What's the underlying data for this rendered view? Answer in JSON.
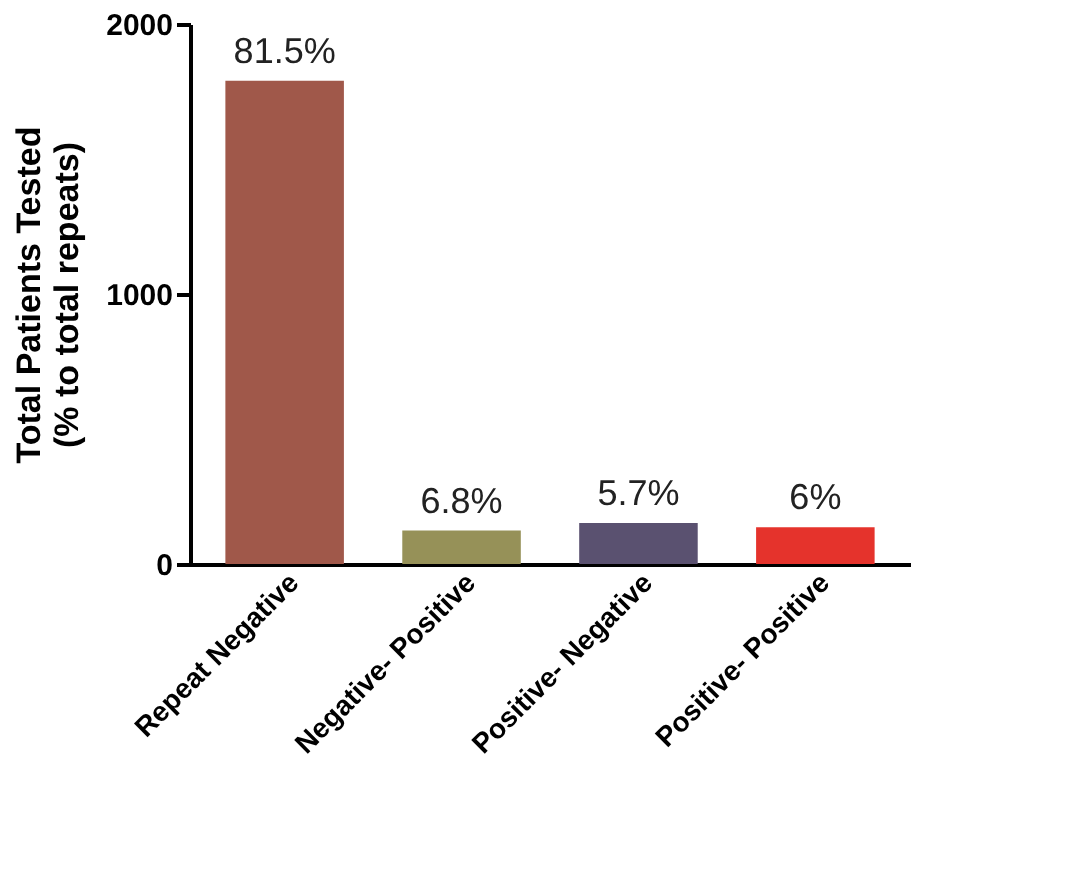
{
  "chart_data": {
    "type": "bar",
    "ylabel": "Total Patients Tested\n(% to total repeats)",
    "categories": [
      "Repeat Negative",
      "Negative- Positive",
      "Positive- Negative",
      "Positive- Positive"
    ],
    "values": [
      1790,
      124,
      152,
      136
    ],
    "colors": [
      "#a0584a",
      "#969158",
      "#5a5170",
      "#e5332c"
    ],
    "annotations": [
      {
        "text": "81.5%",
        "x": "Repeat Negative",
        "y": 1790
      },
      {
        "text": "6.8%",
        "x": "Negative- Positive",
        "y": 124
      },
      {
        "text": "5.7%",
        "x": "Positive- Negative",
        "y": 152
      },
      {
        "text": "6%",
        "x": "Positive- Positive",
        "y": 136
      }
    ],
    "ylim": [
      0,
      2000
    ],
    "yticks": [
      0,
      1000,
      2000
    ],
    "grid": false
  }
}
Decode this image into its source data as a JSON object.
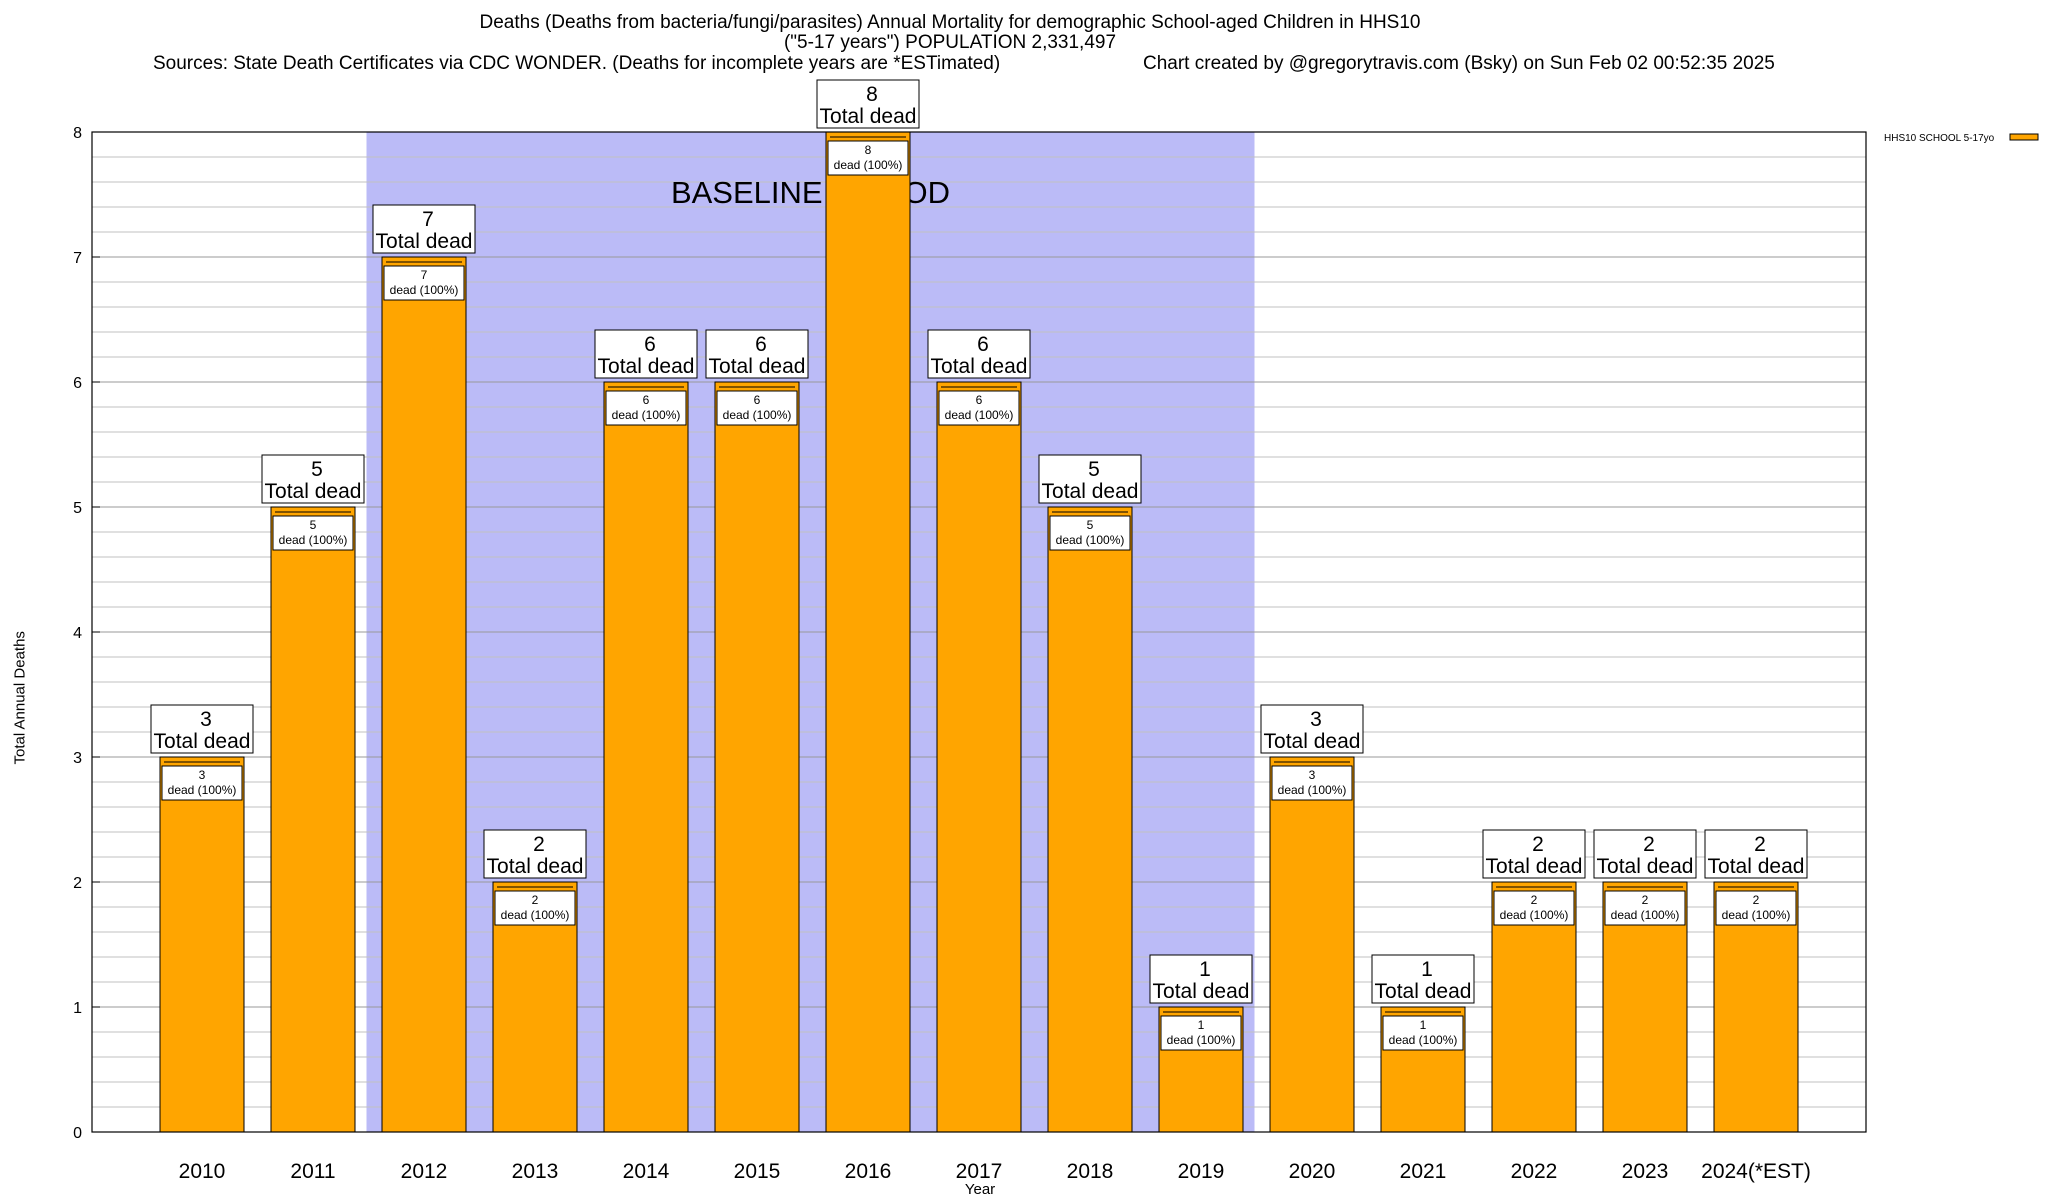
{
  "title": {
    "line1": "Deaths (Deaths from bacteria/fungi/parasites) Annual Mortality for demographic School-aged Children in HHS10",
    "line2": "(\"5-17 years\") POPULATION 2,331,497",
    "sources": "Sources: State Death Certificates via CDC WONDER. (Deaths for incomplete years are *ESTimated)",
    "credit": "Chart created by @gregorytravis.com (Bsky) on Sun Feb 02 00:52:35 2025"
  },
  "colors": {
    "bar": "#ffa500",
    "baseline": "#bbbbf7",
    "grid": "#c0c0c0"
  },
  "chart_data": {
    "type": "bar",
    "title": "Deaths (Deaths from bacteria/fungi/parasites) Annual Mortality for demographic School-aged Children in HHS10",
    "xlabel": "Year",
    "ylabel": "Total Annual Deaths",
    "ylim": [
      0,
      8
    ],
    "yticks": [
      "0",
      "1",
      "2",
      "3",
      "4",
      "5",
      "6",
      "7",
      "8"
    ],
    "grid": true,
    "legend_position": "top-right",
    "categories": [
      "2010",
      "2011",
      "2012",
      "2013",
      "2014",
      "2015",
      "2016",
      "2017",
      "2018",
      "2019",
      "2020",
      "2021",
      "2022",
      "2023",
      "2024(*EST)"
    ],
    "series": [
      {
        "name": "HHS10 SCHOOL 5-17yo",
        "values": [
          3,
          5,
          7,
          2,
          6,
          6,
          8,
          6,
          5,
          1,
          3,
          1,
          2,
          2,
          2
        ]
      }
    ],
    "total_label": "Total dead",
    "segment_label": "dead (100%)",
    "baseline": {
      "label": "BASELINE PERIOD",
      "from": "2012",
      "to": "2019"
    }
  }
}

-=-=-

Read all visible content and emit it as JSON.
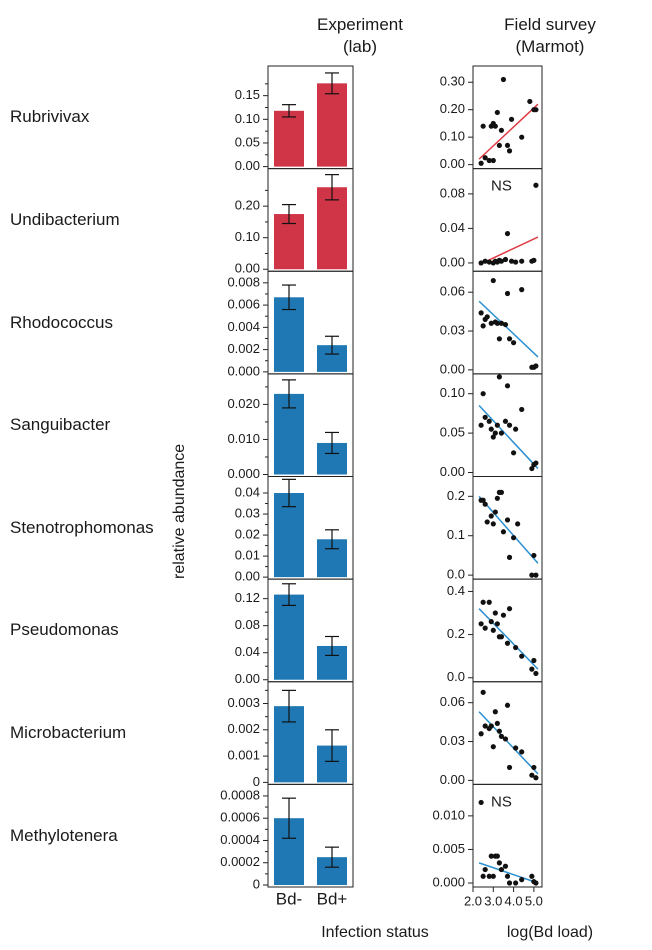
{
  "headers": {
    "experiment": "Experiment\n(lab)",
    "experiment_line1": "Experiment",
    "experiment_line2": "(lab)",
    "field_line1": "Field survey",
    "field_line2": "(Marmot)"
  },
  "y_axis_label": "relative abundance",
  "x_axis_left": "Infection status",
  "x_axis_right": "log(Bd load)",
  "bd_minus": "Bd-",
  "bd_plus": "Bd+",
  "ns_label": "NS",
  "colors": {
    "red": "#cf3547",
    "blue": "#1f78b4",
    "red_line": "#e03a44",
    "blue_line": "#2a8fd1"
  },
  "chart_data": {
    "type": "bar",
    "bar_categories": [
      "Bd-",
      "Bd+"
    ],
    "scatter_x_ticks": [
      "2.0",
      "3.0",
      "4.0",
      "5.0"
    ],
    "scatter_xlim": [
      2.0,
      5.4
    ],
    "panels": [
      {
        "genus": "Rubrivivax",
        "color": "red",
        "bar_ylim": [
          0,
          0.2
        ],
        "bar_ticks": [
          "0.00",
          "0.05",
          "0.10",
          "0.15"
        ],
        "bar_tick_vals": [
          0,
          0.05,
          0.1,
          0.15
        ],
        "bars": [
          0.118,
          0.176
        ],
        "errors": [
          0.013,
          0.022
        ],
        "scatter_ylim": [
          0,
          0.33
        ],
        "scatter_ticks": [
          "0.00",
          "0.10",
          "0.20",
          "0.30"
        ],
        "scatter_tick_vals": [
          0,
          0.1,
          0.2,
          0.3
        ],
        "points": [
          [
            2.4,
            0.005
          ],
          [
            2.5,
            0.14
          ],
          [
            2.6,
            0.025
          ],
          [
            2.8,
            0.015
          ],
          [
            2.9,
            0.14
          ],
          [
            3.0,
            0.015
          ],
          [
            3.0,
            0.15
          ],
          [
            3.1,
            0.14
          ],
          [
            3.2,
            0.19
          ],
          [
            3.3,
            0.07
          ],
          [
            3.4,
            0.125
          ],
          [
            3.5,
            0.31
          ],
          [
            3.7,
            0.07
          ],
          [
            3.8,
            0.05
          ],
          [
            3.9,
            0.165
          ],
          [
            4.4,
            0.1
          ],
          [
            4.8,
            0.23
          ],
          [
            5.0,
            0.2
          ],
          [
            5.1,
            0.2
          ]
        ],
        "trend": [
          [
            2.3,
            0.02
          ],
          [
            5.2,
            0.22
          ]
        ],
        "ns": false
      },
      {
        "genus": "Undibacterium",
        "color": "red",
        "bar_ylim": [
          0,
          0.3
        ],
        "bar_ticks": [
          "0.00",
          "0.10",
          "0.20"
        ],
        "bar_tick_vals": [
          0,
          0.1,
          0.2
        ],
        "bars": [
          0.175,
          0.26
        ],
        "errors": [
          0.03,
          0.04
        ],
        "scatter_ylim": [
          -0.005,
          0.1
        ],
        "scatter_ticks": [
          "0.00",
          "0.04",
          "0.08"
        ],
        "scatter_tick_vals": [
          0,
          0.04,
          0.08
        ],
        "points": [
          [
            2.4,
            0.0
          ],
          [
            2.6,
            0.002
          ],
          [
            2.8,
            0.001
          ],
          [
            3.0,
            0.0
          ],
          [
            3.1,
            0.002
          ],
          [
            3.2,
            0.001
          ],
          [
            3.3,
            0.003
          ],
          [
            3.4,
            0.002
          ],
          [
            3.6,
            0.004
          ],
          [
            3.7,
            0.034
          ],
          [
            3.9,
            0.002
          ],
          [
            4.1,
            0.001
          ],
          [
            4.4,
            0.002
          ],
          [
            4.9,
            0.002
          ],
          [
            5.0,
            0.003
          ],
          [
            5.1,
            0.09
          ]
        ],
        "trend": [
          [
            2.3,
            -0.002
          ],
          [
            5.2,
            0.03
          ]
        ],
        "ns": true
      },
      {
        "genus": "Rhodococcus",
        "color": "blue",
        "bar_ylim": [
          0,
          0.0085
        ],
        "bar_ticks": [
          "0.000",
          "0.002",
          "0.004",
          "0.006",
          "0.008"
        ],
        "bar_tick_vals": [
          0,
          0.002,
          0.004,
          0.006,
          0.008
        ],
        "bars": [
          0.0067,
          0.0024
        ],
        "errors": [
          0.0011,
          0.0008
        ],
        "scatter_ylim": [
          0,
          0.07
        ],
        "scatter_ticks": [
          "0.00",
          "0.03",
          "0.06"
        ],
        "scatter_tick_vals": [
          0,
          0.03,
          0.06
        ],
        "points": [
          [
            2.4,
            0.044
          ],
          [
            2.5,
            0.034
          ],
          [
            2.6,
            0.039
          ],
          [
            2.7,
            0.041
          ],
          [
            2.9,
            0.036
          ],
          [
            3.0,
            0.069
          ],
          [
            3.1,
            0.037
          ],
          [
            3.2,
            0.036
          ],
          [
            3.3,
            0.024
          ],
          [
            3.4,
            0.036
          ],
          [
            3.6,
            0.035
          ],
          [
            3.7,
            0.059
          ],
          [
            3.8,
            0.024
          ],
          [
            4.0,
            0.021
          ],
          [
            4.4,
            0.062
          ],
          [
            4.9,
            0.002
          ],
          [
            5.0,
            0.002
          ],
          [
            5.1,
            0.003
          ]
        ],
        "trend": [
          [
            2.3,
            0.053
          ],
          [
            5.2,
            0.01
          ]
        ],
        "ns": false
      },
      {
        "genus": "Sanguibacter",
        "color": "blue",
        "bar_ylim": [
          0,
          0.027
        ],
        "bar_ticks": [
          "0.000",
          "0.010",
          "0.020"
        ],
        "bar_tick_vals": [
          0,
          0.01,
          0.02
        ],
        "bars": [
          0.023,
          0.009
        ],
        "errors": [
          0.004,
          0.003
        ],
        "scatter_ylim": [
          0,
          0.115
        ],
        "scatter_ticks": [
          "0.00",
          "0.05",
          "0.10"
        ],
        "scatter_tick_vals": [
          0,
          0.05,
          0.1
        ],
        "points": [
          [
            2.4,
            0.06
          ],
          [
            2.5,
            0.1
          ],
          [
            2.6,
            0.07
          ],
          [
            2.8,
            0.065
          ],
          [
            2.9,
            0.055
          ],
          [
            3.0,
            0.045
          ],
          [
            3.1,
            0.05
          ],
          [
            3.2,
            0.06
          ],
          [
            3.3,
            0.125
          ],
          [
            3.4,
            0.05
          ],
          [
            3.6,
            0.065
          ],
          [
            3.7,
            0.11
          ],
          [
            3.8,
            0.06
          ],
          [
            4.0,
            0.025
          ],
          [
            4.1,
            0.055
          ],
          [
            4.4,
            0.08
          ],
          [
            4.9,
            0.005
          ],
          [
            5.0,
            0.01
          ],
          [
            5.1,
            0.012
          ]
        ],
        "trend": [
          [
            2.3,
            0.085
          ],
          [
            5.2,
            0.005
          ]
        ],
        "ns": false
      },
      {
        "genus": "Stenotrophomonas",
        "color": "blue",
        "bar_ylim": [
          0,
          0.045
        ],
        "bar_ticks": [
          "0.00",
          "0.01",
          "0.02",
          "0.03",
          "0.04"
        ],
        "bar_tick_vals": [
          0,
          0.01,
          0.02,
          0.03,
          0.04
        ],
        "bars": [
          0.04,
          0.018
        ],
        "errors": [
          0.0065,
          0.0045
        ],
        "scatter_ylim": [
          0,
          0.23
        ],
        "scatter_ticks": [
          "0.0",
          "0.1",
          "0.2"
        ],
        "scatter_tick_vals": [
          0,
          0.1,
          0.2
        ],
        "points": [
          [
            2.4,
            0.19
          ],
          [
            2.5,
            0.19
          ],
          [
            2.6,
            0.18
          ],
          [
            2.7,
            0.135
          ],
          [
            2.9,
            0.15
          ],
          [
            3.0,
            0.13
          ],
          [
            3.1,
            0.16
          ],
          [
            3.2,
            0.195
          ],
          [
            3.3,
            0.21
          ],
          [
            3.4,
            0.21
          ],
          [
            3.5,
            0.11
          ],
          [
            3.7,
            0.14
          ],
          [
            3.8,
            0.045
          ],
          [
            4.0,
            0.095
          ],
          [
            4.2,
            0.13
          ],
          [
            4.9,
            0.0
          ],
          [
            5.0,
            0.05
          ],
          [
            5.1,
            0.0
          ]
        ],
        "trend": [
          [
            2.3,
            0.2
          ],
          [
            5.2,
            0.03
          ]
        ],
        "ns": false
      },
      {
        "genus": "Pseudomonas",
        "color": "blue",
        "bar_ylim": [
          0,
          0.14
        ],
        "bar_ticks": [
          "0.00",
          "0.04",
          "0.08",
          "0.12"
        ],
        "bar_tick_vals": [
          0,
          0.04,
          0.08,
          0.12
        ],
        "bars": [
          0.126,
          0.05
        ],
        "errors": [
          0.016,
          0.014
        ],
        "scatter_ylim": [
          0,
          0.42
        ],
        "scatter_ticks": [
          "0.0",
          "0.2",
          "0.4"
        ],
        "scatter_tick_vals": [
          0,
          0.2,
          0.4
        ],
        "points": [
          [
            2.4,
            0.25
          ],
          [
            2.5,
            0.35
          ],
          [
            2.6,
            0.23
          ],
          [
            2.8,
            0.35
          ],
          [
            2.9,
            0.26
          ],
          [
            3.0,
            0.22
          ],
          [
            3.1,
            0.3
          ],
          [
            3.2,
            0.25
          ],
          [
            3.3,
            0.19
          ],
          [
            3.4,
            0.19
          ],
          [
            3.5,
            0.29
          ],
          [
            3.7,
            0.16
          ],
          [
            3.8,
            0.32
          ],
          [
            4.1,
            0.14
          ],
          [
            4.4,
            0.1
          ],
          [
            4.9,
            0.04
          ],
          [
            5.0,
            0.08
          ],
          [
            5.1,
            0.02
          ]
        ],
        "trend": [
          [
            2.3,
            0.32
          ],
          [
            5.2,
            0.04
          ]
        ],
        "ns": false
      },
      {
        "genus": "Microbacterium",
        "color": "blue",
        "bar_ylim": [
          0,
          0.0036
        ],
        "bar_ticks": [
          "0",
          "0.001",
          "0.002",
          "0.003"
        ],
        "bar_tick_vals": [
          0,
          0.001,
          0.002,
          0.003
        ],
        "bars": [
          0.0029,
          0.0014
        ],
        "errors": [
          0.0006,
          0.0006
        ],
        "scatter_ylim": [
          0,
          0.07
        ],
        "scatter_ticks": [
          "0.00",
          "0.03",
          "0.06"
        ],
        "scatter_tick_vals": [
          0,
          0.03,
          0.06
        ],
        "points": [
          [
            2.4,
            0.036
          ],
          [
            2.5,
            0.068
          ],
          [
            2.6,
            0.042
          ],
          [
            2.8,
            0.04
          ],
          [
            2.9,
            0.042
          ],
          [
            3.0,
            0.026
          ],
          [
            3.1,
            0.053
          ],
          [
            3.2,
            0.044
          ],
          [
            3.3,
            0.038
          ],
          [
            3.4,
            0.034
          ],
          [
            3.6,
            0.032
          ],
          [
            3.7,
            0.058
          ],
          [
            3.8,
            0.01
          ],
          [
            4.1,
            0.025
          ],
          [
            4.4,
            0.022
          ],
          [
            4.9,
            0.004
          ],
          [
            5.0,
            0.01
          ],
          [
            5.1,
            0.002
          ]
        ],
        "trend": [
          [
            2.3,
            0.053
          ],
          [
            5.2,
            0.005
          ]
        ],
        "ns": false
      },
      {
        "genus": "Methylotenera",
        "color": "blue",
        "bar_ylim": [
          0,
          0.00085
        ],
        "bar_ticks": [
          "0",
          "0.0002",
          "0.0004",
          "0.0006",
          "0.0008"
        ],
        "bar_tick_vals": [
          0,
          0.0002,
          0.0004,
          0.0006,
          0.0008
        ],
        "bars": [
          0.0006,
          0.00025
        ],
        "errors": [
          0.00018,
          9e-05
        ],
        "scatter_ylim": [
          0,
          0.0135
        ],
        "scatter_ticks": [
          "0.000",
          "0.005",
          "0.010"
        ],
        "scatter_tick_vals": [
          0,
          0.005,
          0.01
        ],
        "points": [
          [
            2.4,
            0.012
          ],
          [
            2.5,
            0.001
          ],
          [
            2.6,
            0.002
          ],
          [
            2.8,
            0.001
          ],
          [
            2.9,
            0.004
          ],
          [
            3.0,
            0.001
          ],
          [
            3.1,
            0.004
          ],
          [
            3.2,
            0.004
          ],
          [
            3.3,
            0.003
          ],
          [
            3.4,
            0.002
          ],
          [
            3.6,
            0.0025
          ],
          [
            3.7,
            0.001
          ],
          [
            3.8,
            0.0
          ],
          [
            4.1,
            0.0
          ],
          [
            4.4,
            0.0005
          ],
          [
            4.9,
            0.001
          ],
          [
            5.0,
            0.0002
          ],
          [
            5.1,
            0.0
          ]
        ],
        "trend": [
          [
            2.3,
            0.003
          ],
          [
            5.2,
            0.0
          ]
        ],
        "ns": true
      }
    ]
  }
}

-=-=-

Look through the entries above; copy each line where the string "years" appears.

* OUTPUT FOR THIS TASK *
    "line2": "(\"5-17 years\") POPULATION 2,331,497",
    "sources": "Sources: State Death Certificates via CDC WONDER. (Deaths for incomplete years are *ESTimated)",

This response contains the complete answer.